◆ DÉTAILS DE LA TÂCHE: Prolongez l'article sur la nouvelle version 3D du Moulin à images en reprenant juste après sa dernière phrase.

◆ EXTRAIT:

· · ·

«On ne fait pas d'omelette sans casser des oeufs», a illustré mercredi le directeur de production pour l'oeuvre d'Ex Machina, Mario Brien. Il est bien au fait que certains spectateurs ont eu un peu de mal à s'adapter à la nouvelle version 3D, soulignant notamment que les images semblent plus sombres sous les lunettes conçues spécialement pour le Moulin.
«Il y a toujours des avantages et des inconvénients. Nous, on a pris des risques dans tout ça», poursuit M. Brien, qui se dit content de ces changements, véritable «tour de force» technique. Chaque image a été retravaillée, a-t-il indiqué mercredi lors d'une visite de presse dans les coulisses du Moulin à images présenté jusqu'au 3 septembre avec des supplémentaires les 8, 9 et 10 septembre.
«Oui, on entend les commentaires à la sortie du spectacle. Il y a des gens enchantés, d'autres qui vont sortir quelques petites critiques. Mais en général, ils sont super contents, il y a du monde, ça n'arrête pas», poursuit M. Brien.
Selon lui, le virage 3D était une façon d'aller de l'avant, d'éviter de se répéter, à l'image du travail de son concepteur Robert Lepage.
«Il y aura toujours des gens qui vont dénigrer notre travail et qui vont demander si ça valait la peine. Mais Robert Lepage fait de l'art. Peu importe ce que les gens diront, ce n'est pas ce qui va altérer notre travail. Nous, on s'est dit qu'on allait faire vivre une nouvelle expérience aux gens», poursuit M. Brien dans les locaux de la production du Moulin.
Des salles impressionnantes dotées d'ordinateurs qui contrôlent les 27 projecteurs abrités dans des cabines placées au sommet de poteaux construits spécialement pour l'oeuvre.
Un grand défi
La 3D a aussi représenté un grand défi pour la conception des images, explique M. Brien. Couvrir 77 silos à grains de la Bunge, l'équivalent de 25 écrans IMAX, demande de grandes images. Comme celle d'un avion dont le rendu a pris 20 jours à 70 ordinateurs!

· · ·

◆ LIGNES FOURNIES:
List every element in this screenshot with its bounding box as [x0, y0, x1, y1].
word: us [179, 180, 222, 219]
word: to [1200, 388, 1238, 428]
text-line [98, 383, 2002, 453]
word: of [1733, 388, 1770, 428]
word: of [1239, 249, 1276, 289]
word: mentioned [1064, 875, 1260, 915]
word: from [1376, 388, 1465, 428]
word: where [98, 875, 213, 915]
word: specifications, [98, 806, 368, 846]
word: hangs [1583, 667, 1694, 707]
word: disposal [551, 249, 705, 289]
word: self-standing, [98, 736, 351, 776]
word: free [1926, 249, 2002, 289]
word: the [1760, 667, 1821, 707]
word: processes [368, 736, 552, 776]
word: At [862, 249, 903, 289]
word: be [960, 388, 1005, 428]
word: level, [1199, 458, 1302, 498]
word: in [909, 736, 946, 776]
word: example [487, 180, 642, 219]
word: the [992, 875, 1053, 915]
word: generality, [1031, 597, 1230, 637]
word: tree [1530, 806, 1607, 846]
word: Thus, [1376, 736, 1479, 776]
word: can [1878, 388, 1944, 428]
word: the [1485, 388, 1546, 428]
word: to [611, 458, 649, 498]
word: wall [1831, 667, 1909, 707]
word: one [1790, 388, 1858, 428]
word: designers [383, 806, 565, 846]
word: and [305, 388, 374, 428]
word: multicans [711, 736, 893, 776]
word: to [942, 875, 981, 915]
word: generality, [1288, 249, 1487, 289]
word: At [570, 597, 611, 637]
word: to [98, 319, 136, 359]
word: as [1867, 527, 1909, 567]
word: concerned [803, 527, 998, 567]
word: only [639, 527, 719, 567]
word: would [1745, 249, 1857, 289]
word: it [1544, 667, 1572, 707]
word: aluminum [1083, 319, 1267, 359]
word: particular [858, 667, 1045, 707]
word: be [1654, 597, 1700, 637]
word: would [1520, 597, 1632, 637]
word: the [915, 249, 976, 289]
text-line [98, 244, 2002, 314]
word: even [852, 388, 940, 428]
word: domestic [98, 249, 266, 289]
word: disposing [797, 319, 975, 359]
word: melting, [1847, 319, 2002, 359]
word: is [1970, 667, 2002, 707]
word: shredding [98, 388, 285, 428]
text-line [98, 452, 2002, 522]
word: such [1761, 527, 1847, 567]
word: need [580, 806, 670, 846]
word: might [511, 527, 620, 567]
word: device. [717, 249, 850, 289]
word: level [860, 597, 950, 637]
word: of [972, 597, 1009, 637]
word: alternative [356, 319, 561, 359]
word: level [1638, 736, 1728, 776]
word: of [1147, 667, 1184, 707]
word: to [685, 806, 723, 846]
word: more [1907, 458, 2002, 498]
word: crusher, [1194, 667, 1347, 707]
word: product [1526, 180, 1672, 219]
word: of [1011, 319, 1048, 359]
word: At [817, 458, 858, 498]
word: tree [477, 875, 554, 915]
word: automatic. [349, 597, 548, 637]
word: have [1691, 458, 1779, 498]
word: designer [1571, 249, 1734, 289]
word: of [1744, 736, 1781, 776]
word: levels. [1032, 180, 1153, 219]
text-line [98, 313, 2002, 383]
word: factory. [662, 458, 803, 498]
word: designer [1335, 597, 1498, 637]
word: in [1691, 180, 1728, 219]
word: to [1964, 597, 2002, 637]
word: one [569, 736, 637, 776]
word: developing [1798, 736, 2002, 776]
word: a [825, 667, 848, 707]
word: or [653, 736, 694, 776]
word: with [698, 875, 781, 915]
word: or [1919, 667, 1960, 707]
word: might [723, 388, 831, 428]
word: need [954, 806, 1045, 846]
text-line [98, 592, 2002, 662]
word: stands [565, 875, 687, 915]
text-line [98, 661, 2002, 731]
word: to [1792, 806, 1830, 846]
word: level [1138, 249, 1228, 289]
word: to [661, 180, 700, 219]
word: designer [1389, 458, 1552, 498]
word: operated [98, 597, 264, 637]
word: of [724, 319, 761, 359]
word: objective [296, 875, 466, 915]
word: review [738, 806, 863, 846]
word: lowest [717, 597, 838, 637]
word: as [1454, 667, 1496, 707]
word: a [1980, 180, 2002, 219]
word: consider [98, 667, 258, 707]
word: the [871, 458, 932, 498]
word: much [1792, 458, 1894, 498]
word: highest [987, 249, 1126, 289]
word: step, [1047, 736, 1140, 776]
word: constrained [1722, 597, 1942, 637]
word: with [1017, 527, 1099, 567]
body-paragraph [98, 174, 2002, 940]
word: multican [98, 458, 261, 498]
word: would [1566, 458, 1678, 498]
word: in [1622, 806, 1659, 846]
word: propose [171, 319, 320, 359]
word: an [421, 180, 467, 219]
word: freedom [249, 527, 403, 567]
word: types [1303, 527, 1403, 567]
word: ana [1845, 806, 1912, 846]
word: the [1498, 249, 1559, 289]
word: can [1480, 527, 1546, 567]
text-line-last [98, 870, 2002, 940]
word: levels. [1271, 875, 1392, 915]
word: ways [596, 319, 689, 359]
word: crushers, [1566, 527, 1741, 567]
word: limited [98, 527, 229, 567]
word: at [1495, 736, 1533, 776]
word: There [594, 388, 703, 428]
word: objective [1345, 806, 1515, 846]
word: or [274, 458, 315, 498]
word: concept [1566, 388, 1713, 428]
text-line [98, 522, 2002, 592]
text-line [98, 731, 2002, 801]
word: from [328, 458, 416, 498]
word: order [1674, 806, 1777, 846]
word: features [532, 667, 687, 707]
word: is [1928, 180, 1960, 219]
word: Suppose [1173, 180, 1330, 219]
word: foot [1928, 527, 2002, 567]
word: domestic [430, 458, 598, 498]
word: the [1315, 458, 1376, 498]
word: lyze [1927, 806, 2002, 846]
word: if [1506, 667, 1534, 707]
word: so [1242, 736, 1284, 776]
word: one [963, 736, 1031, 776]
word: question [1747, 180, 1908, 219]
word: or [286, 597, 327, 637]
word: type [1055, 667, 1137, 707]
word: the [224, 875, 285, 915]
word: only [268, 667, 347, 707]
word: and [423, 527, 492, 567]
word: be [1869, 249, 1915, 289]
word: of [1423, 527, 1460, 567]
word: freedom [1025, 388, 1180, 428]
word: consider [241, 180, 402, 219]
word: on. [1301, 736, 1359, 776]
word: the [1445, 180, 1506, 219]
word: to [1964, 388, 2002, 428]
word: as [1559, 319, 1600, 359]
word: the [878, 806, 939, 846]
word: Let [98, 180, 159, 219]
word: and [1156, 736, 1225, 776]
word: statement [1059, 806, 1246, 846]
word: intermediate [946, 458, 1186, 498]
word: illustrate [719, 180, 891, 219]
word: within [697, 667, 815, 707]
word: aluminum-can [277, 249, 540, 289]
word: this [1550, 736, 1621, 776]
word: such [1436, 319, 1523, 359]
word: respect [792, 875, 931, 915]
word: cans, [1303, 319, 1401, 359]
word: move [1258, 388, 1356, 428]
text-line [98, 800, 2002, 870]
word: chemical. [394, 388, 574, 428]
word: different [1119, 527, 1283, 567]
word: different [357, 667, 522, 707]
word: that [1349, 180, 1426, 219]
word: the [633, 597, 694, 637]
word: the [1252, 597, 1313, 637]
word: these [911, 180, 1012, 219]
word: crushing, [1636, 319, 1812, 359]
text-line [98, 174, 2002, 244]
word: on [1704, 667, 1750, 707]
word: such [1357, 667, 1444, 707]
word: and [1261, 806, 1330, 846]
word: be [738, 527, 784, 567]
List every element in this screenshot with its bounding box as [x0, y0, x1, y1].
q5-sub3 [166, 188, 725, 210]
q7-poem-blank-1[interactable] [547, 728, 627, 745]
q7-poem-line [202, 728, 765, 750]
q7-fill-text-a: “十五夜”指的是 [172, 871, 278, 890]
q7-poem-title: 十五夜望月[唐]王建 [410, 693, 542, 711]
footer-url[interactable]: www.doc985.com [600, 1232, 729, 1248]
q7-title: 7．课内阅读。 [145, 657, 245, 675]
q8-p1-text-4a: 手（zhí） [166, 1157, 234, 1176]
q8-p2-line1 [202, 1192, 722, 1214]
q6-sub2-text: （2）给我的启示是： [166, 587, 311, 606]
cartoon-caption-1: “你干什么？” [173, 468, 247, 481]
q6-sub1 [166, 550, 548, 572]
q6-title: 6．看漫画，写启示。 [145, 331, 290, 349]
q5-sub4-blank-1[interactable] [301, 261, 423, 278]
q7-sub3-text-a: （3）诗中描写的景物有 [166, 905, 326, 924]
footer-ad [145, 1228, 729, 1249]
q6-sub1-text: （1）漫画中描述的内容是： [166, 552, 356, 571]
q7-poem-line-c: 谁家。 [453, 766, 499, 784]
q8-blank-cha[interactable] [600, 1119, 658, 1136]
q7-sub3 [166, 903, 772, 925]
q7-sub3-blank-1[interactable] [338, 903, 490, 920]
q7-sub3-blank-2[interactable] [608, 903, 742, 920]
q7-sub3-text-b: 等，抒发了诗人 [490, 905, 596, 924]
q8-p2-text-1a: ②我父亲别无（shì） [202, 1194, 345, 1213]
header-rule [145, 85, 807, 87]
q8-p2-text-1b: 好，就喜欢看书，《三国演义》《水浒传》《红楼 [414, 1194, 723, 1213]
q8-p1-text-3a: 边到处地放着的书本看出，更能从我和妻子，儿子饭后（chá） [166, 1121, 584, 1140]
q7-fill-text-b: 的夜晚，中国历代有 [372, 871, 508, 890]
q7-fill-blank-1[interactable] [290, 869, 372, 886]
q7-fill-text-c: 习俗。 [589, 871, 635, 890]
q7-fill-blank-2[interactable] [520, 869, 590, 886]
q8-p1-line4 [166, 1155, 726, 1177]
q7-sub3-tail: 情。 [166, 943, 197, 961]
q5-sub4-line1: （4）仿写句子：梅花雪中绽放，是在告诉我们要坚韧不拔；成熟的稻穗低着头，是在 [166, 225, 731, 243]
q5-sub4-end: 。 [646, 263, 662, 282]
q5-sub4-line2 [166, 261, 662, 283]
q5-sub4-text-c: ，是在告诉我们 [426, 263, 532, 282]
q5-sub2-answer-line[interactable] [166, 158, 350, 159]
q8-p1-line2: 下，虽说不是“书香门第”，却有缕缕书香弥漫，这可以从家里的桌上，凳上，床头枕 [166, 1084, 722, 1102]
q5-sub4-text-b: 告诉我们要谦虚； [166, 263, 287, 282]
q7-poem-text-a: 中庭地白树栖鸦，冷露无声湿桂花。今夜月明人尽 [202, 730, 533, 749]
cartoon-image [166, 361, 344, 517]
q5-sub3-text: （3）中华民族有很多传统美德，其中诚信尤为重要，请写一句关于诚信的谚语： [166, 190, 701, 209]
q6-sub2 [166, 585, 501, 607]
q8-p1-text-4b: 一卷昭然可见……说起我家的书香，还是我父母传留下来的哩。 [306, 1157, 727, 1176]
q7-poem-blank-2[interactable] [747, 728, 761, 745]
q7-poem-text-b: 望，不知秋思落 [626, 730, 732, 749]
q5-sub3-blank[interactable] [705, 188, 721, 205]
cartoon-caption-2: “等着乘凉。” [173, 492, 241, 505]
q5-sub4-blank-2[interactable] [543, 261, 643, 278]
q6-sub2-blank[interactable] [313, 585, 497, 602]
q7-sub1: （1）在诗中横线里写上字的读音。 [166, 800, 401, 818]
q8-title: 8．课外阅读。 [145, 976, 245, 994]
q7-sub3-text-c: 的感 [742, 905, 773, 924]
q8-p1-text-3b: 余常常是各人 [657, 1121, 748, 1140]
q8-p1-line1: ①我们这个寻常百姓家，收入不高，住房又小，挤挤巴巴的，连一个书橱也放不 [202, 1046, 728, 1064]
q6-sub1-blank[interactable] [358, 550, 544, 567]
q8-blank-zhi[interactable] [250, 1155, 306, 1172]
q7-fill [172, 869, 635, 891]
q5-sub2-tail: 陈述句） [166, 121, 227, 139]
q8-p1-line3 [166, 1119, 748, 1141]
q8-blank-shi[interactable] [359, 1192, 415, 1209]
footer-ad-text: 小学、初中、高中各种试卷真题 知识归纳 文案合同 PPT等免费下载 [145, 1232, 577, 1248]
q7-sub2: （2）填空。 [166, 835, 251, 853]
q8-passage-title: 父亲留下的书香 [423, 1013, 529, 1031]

· · ·

◆ RÉPONSE PROPOSÉE:
«La tâche était énorme», relate Mario Brien, qui salue le travail de l'équipe d'Ex Machina. «Quand on est arrivés avec la proposition de faire de la 3D, tout le monde a dit : "Alright! c'est le fun, on va se retrousser les manches et on embarque là-dedans. On va pousser la machine et aller encore plus loin."»
Le Moulin à image sera présenté l'an prochain dans la même version que cet été. Par la suite, 20 à 30 % du contenu sera renouvelé pour son dernier été de présentation en 2013.
Étude sur l'achalandage
La firme SOM mène présentement une étude pour connaître le nombre de personnes qui assistent au Moulin à images. Après le grand succès de la production multimédia de Robert Lepage à l'occasion du 400e en 2008, la Ville de Québec avait décidé d'injecter 21,8 millions $ pour poursuivre pendant cinq ans la présentation gratuite de l'oeuvre sur les silos de la Bunge.
Or, une baisse d'achalandage en 2010 avait incité la Ville et Ex Machina à donner un nouveau souffle à la production en la présentant en 3D avec 30% de son contenu renouvelé.
Bien que l'enquête sur la fréquentation était déjà prévue dans le contrat avec Ex Machina, elle devient particulièrement intéressante pour évaluer l'effet des changements majeurs apportés cet été.